--- What this task involves ---
Copy every line of the data exactly, leaving nothing out.

--- Given records ---
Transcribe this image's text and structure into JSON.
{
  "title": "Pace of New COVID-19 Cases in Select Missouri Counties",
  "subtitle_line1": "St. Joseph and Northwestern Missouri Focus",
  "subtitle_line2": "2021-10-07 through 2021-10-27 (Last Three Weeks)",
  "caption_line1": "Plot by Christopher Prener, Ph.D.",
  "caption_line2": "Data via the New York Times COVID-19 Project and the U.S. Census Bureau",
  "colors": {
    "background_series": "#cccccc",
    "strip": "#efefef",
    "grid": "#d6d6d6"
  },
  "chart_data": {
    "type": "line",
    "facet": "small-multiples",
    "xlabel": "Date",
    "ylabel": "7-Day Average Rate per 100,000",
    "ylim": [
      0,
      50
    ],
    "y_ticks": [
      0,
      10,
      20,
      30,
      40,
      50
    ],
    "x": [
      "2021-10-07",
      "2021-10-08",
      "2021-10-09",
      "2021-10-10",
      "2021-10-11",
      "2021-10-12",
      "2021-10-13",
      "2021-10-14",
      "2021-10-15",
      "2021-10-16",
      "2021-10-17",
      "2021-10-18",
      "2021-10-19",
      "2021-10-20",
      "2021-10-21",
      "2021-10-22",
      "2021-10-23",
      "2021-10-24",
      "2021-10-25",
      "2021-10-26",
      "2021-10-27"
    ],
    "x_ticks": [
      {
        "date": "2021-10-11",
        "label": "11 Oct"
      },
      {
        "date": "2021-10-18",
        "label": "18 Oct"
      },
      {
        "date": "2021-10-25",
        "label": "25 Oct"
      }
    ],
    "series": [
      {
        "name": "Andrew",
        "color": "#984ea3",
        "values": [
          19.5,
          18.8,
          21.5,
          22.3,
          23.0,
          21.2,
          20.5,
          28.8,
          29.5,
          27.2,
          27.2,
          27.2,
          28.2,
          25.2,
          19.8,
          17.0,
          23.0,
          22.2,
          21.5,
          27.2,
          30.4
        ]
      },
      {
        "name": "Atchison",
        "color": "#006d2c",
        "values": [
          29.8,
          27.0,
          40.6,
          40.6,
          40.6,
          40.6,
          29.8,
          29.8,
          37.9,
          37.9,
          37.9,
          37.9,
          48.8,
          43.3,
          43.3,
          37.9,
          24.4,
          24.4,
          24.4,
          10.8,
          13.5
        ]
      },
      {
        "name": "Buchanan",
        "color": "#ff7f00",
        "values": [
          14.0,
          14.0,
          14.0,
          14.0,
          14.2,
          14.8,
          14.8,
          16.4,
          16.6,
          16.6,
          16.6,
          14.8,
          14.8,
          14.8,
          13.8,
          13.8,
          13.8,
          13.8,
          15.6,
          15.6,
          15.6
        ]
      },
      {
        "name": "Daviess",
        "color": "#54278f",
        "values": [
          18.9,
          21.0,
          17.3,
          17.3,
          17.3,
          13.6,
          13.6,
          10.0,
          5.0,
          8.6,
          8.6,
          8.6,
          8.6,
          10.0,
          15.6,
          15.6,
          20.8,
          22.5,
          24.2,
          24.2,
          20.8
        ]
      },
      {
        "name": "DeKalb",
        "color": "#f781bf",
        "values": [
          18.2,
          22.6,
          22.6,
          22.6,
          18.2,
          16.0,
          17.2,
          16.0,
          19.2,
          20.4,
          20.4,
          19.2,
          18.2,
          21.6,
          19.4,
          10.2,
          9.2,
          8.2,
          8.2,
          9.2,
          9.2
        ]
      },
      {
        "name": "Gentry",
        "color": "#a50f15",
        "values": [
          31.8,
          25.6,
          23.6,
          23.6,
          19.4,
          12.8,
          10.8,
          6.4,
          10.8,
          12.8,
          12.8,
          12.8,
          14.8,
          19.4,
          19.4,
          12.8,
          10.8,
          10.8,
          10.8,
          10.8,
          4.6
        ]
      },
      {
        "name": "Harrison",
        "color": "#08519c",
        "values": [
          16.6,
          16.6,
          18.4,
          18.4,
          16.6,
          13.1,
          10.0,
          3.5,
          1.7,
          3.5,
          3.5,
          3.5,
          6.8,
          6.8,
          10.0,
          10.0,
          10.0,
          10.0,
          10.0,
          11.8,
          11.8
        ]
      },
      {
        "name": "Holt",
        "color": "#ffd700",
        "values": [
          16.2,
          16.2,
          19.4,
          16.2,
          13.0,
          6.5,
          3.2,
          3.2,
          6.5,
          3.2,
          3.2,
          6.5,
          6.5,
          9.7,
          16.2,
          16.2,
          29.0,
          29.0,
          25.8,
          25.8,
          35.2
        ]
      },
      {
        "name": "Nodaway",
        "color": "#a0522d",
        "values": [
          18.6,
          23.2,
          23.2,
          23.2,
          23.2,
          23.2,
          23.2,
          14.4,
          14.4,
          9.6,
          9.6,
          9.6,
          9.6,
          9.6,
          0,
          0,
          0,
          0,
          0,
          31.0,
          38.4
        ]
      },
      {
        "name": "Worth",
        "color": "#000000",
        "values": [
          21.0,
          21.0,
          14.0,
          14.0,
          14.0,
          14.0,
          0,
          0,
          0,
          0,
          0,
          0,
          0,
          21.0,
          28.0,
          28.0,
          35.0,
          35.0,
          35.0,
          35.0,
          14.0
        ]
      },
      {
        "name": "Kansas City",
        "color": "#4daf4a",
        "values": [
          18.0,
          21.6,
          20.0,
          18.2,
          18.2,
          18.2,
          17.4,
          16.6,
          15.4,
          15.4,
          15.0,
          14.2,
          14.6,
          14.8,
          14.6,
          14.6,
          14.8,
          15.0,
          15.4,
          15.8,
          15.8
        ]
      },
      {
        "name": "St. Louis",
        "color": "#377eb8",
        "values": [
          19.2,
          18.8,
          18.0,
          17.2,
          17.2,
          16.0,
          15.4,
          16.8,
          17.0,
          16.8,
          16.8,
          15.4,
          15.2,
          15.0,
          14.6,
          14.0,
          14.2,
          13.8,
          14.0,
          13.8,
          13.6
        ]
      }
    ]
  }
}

--- Solution to this problem ---
Transcribe this image's text and structure into JSON.
{
  "title": "Pace of New COVID-19 Cases in Select Missouri Counties",
  "subtitle_line1": "St. Joseph and Northwestern Missouri Focus",
  "subtitle_line2": "2021-10-07 through 2021-10-27 (Last Three Weeks)",
  "caption_line1": "Plot by Christopher Prener, Ph.D.",
  "caption_line2": "Data via the New York Times COVID-19 Project and the U.S. Census Bureau",
  "colors": {
    "background_series": "#cccccc",
    "strip": "#efefef",
    "grid": "#d6d6d6"
  },
  "chart_data": {
    "type": "line",
    "facet": "small-multiples",
    "xlabel": "Date",
    "ylabel": "7-Day Average Rate per 100,000",
    "ylim": [
      0,
      50
    ],
    "y_ticks": [
      0,
      10,
      20,
      30,
      40,
      50
    ],
    "x": [
      "2021-10-07",
      "2021-10-08",
      "2021-10-09",
      "2021-10-10",
      "2021-10-11",
      "2021-10-12",
      "2021-10-13",
      "2021-10-14",
      "2021-10-15",
      "2021-10-16",
      "2021-10-17",
      "2021-10-18",
      "2021-10-19",
      "2021-10-20",
      "2021-10-21",
      "2021-10-22",
      "2021-10-23",
      "2021-10-24",
      "2021-10-25",
      "2021-10-26",
      "2021-10-27"
    ],
    "x_ticks": [
      {
        "date": "2021-10-11",
        "label": "11 Oct"
      },
      {
        "date": "2021-10-18",
        "label": "18 Oct"
      },
      {
        "date": "2021-10-25",
        "label": "25 Oct"
      }
    ],
    "series": [
      {
        "name": "Andrew",
        "color": "#984ea3",
        "values": [
          19.5,
          18.8,
          21.5,
          22.3,
          23.0,
          21.2,
          20.5,
          28.8,
          29.5,
          27.2,
          27.2,
          27.2,
          28.2,
          25.2,
          19.8,
          17.0,
          23.0,
          22.2,
          21.5,
          27.2,
          30.4
        ]
      },
      {
        "name": "Atchison",
        "color": "#006d2c",
        "values": [
          29.8,
          27.0,
          40.6,
          40.6,
          40.6,
          40.6,
          29.8,
          29.8,
          37.9,
          37.9,
          37.9,
          37.9,
          48.8,
          43.3,
          43.3,
          37.9,
          24.4,
          24.4,
          24.4,
          10.8,
          13.5
        ]
      },
      {
        "name": "Buchanan",
        "color": "#ff7f00",
        "values": [
          14.0,
          14.0,
          14.0,
          14.0,
          14.2,
          14.8,
          14.8,
          16.4,
          16.6,
          16.6,
          16.6,
          14.8,
          14.8,
          14.8,
          13.8,
          13.8,
          13.8,
          13.8,
          15.6,
          15.6,
          15.6
        ]
      },
      {
        "name": "Daviess",
        "color": "#54278f",
        "values": [
          18.9,
          21.0,
          17.3,
          17.3,
          17.3,
          13.6,
          13.6,
          10.0,
          5.0,
          8.6,
          8.6,
          8.6,
          8.6,
          10.0,
          15.6,
          15.6,
          20.8,
          22.5,
          24.2,
          24.2,
          20.8
        ]
      },
      {
        "name": "DeKalb",
        "color": "#f781bf",
        "values": [
          18.2,
          22.6,
          22.6,
          22.6,
          18.2,
          16.0,
          17.2,
          16.0,
          19.2,
          20.4,
          20.4,
          19.2,
          18.2,
          21.6,
          19.4,
          10.2,
          9.2,
          8.2,
          8.2,
          9.2,
          9.2
        ]
      },
      {
        "name": "Gentry",
        "color": "#a50f15",
        "values": [
          31.8,
          25.6,
          23.6,
          23.6,
          19.4,
          12.8,
          10.8,
          6.4,
          10.8,
          12.8,
          12.8,
          12.8,
          14.8,
          19.4,
          19.4,
          12.8,
          10.8,
          10.8,
          10.8,
          10.8,
          4.6
        ]
      },
      {
        "name": "Harrison",
        "color": "#08519c",
        "values": [
          16.6,
          16.6,
          18.4,
          18.4,
          16.6,
          13.1,
          10.0,
          3.5,
          1.7,
          3.5,
          3.5,
          3.5,
          6.8,
          6.8,
          10.0,
          10.0,
          10.0,
          10.0,
          10.0,
          11.8,
          11.8
        ]
      },
      {
        "name": "Holt",
        "color": "#ffd700",
        "values": [
          16.2,
          16.2,
          19.4,
          16.2,
          13.0,
          6.5,
          3.2,
          3.2,
          6.5,
          3.2,
          3.2,
          6.5,
          6.5,
          9.7,
          16.2,
          16.2,
          29.0,
          29.0,
          25.8,
          25.8,
          35.2
        ]
      },
      {
        "name": "Nodaway",
        "color": "#a0522d",
        "values": [
          18.6,
          23.2,
          23.2,
          23.2,
          23.2,
          23.2,
          23.2,
          14.4,
          14.4,
          9.6,
          9.6,
          9.6,
          9.6,
          9.6,
          0,
          0,
          0,
          0,
          0,
          31.0,
          38.4
        ]
      },
      {
        "name": "Worth",
        "color": "#000000",
        "values": [
          21.0,
          21.0,
          14.0,
          14.0,
          14.0,
          14.0,
          0,
          0,
          0,
          0,
          0,
          0,
          0,
          21.0,
          28.0,
          28.0,
          35.0,
          35.0,
          35.0,
          35.0,
          14.0
        ]
      },
      {
        "name": "Kansas City",
        "color": "#4daf4a",
        "values": [
          18.0,
          21.6,
          20.0,
          18.2,
          18.2,
          18.2,
          17.4,
          16.6,
          15.4,
          15.4,
          15.0,
          14.2,
          14.6,
          14.8,
          14.6,
          14.6,
          14.8,
          15.0,
          15.4,
          15.8,
          15.8
        ]
      },
      {
        "name": "St. Louis",
        "color": "#377eb8",
        "values": [
          19.2,
          18.8,
          18.0,
          17.2,
          17.2,
          16.0,
          15.4,
          16.8,
          17.0,
          16.8,
          16.8,
          15.4,
          15.2,
          15.0,
          14.6,
          14.0,
          14.2,
          13.8,
          14.0,
          13.8,
          13.6
        ]
      }
    ]
  }
}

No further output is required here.